RECORDS TO USE start

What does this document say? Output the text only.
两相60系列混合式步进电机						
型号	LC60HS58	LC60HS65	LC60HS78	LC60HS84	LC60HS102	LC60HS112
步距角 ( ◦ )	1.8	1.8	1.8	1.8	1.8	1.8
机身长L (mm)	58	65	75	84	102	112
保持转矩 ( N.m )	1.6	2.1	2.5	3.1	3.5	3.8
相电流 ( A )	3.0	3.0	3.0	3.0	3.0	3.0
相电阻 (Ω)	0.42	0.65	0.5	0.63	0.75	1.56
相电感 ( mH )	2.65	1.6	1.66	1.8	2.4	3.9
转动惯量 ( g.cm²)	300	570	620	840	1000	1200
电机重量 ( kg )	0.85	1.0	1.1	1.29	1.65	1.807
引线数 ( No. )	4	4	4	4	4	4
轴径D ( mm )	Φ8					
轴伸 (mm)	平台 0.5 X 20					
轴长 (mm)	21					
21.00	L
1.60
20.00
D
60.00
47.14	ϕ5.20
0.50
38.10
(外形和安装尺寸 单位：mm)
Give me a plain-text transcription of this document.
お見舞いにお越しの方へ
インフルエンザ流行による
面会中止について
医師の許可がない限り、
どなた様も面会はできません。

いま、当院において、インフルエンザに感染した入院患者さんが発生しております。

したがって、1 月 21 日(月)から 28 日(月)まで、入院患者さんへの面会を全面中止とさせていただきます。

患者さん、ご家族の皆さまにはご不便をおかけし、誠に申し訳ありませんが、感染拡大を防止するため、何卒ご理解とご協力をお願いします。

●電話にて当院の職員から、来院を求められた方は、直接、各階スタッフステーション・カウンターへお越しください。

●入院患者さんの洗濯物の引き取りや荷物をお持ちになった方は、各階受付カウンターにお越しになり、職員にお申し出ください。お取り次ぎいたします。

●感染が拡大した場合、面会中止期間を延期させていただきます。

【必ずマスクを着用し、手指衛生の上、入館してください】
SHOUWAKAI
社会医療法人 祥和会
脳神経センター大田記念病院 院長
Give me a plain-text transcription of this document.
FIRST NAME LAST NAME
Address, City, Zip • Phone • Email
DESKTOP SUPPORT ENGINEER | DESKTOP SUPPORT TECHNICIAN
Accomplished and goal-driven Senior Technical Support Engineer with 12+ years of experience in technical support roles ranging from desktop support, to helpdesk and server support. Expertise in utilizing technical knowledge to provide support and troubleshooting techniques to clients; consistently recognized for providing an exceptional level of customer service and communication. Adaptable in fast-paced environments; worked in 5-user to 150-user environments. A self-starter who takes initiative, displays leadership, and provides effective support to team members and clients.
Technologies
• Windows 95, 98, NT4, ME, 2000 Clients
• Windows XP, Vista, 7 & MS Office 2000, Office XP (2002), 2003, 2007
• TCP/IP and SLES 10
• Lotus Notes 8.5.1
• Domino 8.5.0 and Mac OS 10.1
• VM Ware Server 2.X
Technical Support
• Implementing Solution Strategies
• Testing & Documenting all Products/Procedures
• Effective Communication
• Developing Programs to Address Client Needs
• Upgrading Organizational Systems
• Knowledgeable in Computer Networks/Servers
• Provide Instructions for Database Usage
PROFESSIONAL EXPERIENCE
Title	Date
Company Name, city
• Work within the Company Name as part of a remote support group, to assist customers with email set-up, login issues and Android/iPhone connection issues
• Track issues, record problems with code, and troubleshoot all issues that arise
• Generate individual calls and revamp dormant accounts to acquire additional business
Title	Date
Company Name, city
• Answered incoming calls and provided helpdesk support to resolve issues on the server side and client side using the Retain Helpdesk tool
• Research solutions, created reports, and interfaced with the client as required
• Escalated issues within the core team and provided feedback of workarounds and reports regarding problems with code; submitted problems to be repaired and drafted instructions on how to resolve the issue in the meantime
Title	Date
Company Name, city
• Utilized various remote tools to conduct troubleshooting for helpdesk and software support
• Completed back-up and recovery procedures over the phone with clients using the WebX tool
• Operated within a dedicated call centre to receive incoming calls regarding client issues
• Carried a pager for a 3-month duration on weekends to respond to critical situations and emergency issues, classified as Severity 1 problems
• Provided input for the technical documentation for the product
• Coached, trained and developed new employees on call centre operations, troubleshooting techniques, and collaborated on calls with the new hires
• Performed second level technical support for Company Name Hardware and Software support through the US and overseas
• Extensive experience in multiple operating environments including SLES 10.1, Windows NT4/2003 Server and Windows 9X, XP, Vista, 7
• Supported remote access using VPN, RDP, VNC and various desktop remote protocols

RECORDS TO USE end

■ **THE PROBLEM**: Each line in the data that holds the string "environments" should be found and copied.

■ **OUTPUT OF THE EXERCISE**:
Accomplished and goal-driven Senior Technical Support Engineer with 12+ years of experience in technical support roles ranging from desktop support, to helpdesk and server support. Expertise in utilizing technical knowledge to provide support and troubleshooting techniques to clients; consistently recognized for providing an exceptional level of customer service and communication. Adaptable in fast-paced environments; worked in 5-user to 150-user environments. A self-starter who takes initiative, displays leadership, and provides effective support to team members and clients.
• Extensive experience in multiple operating environments including SLES 10.1, Windows NT4/2003 Server and Windows 9X, XP, Vista, 7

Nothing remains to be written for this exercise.